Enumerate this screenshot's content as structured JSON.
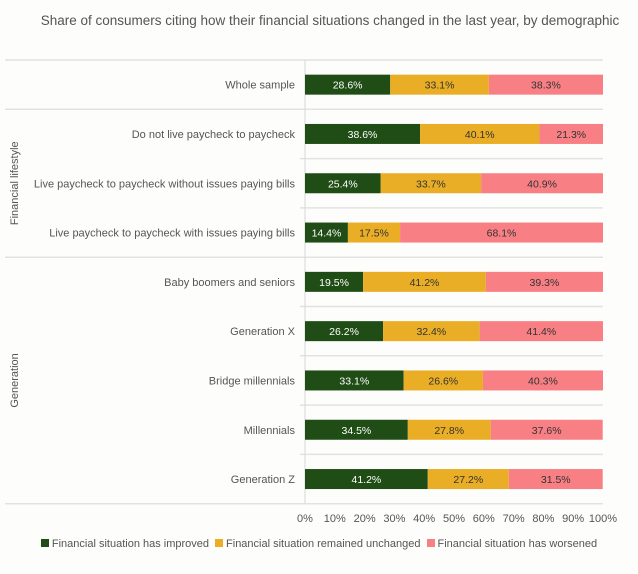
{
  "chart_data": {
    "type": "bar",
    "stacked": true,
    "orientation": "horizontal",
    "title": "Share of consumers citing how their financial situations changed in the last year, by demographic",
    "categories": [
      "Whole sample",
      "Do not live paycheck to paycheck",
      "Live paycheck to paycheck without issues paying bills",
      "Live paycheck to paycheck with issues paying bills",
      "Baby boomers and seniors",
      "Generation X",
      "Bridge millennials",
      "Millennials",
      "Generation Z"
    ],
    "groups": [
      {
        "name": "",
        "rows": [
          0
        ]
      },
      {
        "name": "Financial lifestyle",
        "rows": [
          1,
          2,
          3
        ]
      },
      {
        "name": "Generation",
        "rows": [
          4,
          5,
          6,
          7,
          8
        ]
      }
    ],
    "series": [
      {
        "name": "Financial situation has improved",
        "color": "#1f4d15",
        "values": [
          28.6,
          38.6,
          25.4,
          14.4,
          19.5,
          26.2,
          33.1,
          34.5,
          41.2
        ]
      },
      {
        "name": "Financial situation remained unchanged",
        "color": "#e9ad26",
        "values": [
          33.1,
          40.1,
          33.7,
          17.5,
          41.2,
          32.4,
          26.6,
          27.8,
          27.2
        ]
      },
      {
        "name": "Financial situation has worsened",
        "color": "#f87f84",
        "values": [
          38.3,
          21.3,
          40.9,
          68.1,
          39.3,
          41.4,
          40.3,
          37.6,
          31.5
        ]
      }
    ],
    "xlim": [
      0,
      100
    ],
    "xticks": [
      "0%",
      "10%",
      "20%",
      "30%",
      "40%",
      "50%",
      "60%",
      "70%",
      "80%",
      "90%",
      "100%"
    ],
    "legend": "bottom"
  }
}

──────────

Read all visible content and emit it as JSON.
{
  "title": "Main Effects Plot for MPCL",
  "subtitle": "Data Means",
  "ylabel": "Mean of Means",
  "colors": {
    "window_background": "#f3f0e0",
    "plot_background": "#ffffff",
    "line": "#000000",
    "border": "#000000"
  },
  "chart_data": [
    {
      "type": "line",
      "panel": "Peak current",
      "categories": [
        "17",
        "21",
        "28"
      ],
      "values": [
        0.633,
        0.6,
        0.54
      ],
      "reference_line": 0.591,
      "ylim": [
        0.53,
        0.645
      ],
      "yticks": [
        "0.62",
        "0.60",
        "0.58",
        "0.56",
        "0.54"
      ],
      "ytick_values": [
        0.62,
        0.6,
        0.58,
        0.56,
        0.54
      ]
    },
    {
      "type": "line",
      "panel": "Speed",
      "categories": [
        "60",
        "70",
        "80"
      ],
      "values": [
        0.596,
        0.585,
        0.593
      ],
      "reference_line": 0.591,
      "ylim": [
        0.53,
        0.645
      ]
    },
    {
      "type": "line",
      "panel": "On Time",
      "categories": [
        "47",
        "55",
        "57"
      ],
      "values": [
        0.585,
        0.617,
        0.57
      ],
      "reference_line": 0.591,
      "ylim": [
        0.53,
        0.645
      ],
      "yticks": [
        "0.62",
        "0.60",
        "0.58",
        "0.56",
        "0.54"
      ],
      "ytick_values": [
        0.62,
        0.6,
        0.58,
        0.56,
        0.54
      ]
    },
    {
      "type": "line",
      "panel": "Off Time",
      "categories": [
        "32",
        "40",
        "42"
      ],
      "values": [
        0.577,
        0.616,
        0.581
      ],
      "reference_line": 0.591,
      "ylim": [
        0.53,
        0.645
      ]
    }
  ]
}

──────────

**What the task asks**
Across the material above, how many lines include the string "paying"? Only the number is wanted.

**Task answer**
2